- Data supplied
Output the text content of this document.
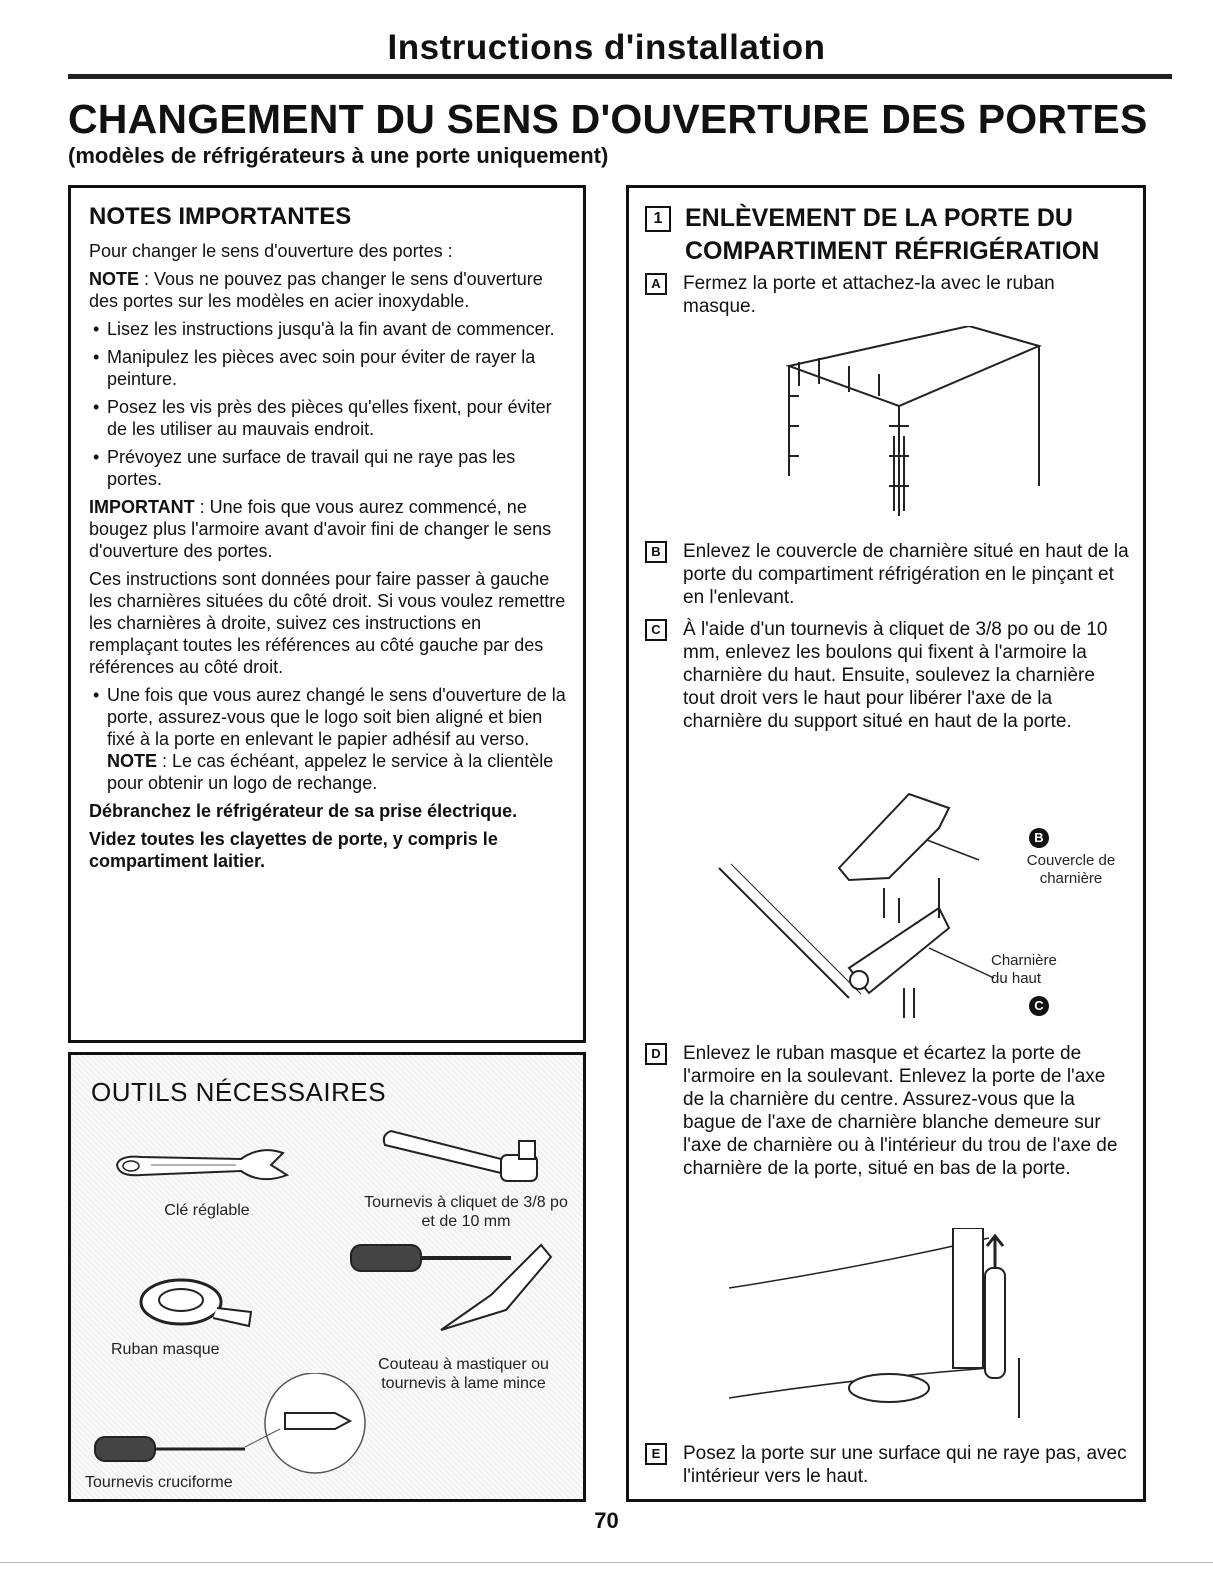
Instructions d'installation
CHANGEMENT DU SENS D'OUVERTURE DES PORTES
(modèles de réfrigérateurs à une porte uniquement)

NOTES IMPORTANTES

Pour changer le sens d'ouverture des portes :

NOTE : Vous ne pouvez pas changer le sens d'ouverture des portes sur les modèles en acier inoxydable.

• Lisez les instructions jusqu'à la fin avant de commencer.
• Manipulez les pièces avec soin pour éviter de rayer la peinture.
• Posez les vis près des pièces qu'elles fixent, pour éviter de les utiliser au mauvais endroit.
• Prévoyez une surface de travail qui ne raye pas les portes.

IMPORTANT : Une fois que vous aurez commencé, ne bougez plus l'armoire avant d'avoir fini de changer le sens d'ouverture des portes.

Ces instructions sont données pour faire passer à gauche les charnières situées du côté droit. Si vous voulez remettre les charnières à droite, suivez ces instructions en remplaçant toutes les références au côté gauche par des références au côté droit.

• Une fois que vous aurez changé le sens d'ouverture de la porte, assurez-vous que le logo soit bien aligné et bien fixé à la porte en enlevant le papier adhésif au verso. NOTE : Le cas échéant, appelez le service à la clientèle pour obtenir un logo de rechange.

Débranchez le réfrigérateur de sa prise électrique.

Videz toutes les clayettes de porte, y compris le compartiment laitier.

OUTILS NÉCESSAIRES
Clé réglable	Tournevis à cliquet de 3/8 po et de 10 mm
Ruban masque
Couteau à mastiquer ou tournevis à lame mince
Tournevis cruciforme
1 ENLÈVEMENT DE LA PORTE DU COMPARTIMENT RÉFRIGÉRATION
A	Fermez la porte et attachez-la avec le ruban masque.
B	Enlevez le couvercle de charnière situé en haut de la porte du compartiment réfrigération en le pinçant et en l'enlevant.
C	À l'aide d'un tournevis à cliquet de 3/8 po ou de 10 mm, enlevez les boulons qui fixent à l'armoire la charnière du haut. Ensuite, soulevez la charnière tout droit vers le haut pour libérer l'axe de la charnière du support situé en haut de la porte.
B
Couvercle de charnière
Charnière du haut
C
D	Enlevez le ruban masque et écartez la porte de l'armoire en la soulevant. Enlevez la porte de l'axe de la charnière du centre. Assurez-vous que la bague de l'axe de charnière blanche demeure sur l'axe de charnière ou à l'intérieur du trou de l'axe de charnière de la porte, situé en bas de la porte.
E	Posez la porte sur une surface qui ne raye pas, avec l'intérieur vers le haut.
70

- Requirement
Transcribe the records above exactly, leaving out every picture.

- The reply
Output the text content of this document.
Instructions d'installation
CHANGEMENT DU SENS D'OUVERTURE DES PORTES
(modèles de réfrigérateurs à une porte uniquement)

NOTES IMPORTANTES

Pour changer le sens d'ouverture des portes :

NOTE : Vous ne pouvez pas changer le sens d'ouverture des portes sur les modèles en acier inoxydable.

• Lisez les instructions jusqu'à la fin avant de commencer.
• Manipulez les pièces avec soin pour éviter de rayer la peinture.
• Posez les vis près des pièces qu'elles fixent, pour éviter de les utiliser au mauvais endroit.
• Prévoyez une surface de travail qui ne raye pas les portes.

IMPORTANT : Une fois que vous aurez commencé, ne bougez plus l'armoire avant d'avoir fini de changer le sens d'ouverture des portes.

Ces instructions sont données pour faire passer à gauche les charnières situées du côté droit. Si vous voulez remettre les charnières à droite, suivez ces instructions en remplaçant toutes les références au côté gauche par des références au côté droit.

• Une fois que vous aurez changé le sens d'ouverture de la porte, assurez-vous que le logo soit bien aligné et bien fixé à la porte en enlevant le papier adhésif au verso. NOTE : Le cas échéant, appelez le service à la clientèle pour obtenir un logo de rechange.

Débranchez le réfrigérateur de sa prise électrique.

Videz toutes les clayettes de porte, y compris le compartiment laitier.

OUTILS NÉCESSAIRES
Clé réglable	Tournevis à cliquet de 3/8 po et de 10 mm
Ruban masque
Couteau à mastiquer ou tournevis à lame mince
Tournevis cruciforme
1 ENLÈVEMENT DE LA PORTE DU COMPARTIMENT RÉFRIGÉRATION
A	Fermez la porte et attachez-la avec le ruban masque.
B	Enlevez le couvercle de charnière situé en haut de la porte du compartiment réfrigération en le pinçant et en l'enlevant.
C	À l'aide d'un tournevis à cliquet de 3/8 po ou de 10 mm, enlevez les boulons qui fixent à l'armoire la charnière du haut. Ensuite, soulevez la charnière tout droit vers le haut pour libérer l'axe de la charnière du support situé en haut de la porte.
B
Couvercle de charnière
Charnière du haut
C
D	Enlevez le ruban masque et écartez la porte de l'armoire en la soulevant. Enlevez la porte de l'axe de la charnière du centre. Assurez-vous que la bague de l'axe de charnière blanche demeure sur l'axe de charnière ou à l'intérieur du trou de l'axe de charnière de la porte, situé en bas de la porte.
E	Posez la porte sur une surface qui ne raye pas, avec l'intérieur vers le haut.
70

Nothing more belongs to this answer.